Take the entries below and reproduce them word for word.
★ ★ ★ ★
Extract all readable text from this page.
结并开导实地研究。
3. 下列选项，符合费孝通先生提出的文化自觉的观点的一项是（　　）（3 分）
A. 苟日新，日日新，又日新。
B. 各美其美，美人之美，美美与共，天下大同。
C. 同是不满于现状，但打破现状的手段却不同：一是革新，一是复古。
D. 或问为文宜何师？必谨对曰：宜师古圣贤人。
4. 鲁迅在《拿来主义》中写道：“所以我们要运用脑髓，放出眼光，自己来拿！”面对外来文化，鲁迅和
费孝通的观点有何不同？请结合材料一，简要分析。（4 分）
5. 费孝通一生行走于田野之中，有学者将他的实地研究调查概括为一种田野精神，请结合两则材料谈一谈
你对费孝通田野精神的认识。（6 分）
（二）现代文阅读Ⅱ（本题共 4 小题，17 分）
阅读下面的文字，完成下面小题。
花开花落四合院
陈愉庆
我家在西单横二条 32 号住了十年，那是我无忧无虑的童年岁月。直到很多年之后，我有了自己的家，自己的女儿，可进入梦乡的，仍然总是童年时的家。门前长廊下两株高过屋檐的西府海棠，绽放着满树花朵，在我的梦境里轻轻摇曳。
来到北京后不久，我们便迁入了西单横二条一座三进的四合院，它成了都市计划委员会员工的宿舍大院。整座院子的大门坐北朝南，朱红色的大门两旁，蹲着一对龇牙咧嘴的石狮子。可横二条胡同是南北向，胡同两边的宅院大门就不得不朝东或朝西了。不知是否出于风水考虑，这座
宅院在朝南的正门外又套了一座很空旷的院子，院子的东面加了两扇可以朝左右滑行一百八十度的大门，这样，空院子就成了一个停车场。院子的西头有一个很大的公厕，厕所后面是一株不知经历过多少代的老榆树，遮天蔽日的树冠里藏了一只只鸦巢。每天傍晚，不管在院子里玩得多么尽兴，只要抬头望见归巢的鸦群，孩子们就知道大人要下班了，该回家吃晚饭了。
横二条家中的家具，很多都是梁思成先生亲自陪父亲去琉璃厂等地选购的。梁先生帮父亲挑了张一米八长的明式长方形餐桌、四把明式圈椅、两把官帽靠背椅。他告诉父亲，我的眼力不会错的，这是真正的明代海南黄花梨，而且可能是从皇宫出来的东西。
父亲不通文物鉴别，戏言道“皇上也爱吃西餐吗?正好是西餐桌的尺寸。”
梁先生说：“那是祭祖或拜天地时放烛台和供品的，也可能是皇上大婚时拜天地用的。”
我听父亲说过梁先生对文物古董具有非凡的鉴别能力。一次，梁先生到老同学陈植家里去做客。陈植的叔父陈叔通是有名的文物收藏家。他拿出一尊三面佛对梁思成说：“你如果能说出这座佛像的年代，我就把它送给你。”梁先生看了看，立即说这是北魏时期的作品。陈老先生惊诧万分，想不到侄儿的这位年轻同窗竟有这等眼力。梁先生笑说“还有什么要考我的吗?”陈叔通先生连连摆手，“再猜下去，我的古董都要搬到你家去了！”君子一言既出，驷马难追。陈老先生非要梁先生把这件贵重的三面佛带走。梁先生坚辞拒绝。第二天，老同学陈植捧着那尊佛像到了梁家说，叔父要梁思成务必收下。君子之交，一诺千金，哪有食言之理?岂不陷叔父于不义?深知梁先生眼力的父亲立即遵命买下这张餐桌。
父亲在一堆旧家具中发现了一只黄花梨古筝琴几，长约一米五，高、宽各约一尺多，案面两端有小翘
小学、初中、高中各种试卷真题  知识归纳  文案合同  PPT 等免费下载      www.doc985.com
★ ★ ★ ★
Answer to this exercise>
Extract all readable text from this page.
结并开导实地研究。
3. 下列选项，符合费孝通先生提出的文化自觉的观点的一项是（　　）（3 分）
A. 苟日新，日日新，又日新。
B. 各美其美，美人之美，美美与共，天下大同。
C. 同是不满于现状，但打破现状的手段却不同：一是革新，一是复古。
D. 或问为文宜何师？必谨对曰：宜师古圣贤人。
4. 鲁迅在《拿来主义》中写道：“所以我们要运用脑髓，放出眼光，自己来拿！”面对外来文化，鲁迅和
费孝通的观点有何不同？请结合材料一，简要分析。（4 分）
5. 费孝通一生行走于田野之中，有学者将他的实地研究调查概括为一种田野精神，请结合两则材料谈一谈
你对费孝通田野精神的认识。（6 分）
（二）现代文阅读Ⅱ（本题共 4 小题，17 分）
阅读下面的文字，完成下面小题。
花开花落四合院
陈愉庆
我家在西单横二条 32 号住了十年，那是我无忧无虑的童年岁月。直到很多年之后，我有了自己的家，自己的女儿，可进入梦乡的，仍然总是童年时的家。门前长廊下两株高过屋檐的西府海棠，绽放着满树花朵，在我的梦境里轻轻摇曳。
来到北京后不久，我们便迁入了西单横二条一座三进的四合院，它成了都市计划委员会员工的宿舍大院。整座院子的大门坐北朝南，朱红色的大门两旁，蹲着一对龇牙咧嘴的石狮子。可横二条胡同是南北向，胡同两边的宅院大门就不得不朝东或朝西了。不知是否出于风水考虑，这座
宅院在朝南的正门外又套了一座很空旷的院子，院子的东面加了两扇可以朝左右滑行一百八十度的大门，这样，空院子就成了一个停车场。院子的西头有一个很大的公厕，厕所后面是一株不知经历过多少代的老榆树，遮天蔽日的树冠里藏了一只只鸦巢。每天傍晚，不管在院子里玩得多么尽兴，只要抬头望见归巢的鸦群，孩子们就知道大人要下班了，该回家吃晚饭了。
横二条家中的家具，很多都是梁思成先生亲自陪父亲去琉璃厂等地选购的。梁先生帮父亲挑了张一米八长的明式长方形餐桌、四把明式圈椅、两把官帽靠背椅。他告诉父亲，我的眼力不会错的，这是真正的明代海南黄花梨，而且可能是从皇宫出来的东西。
父亲不通文物鉴别，戏言道“皇上也爱吃西餐吗?正好是西餐桌的尺寸。”
梁先生说：“那是祭祖或拜天地时放烛台和供品的，也可能是皇上大婚时拜天地用的。”
我听父亲说过梁先生对文物古董具有非凡的鉴别能力。一次，梁先生到老同学陈植家里去做客。陈植的叔父陈叔通是有名的文物收藏家。他拿出一尊三面佛对梁思成说：“你如果能说出这座佛像的年代，我就把它送给你。”梁先生看了看，立即说这是北魏时期的作品。陈老先生惊诧万分，想不到侄儿的这位年轻同窗竟有这等眼力。梁先生笑说“还有什么要考我的吗?”陈叔通先生连连摆手，“再猜下去，我的古董都要搬到你家去了！”君子一言既出，驷马难追。陈老先生非要梁先生把这件贵重的三面佛带走。梁先生坚辞拒绝。第二天，老同学陈植捧着那尊佛像到了梁家说，叔父要梁思成务必收下。君子之交，一诺千金，哪有食言之理?岂不陷叔父于不义?深知梁先生眼力的父亲立即遵命买下这张餐桌。
父亲在一堆旧家具中发现了一只黄花梨古筝琴几，长约一米五，高、宽各约一尺多，案面两端有小翘
小学、初中、高中各种试卷真题  知识归纳  文案合同  PPT 等免费下载      www.doc985.com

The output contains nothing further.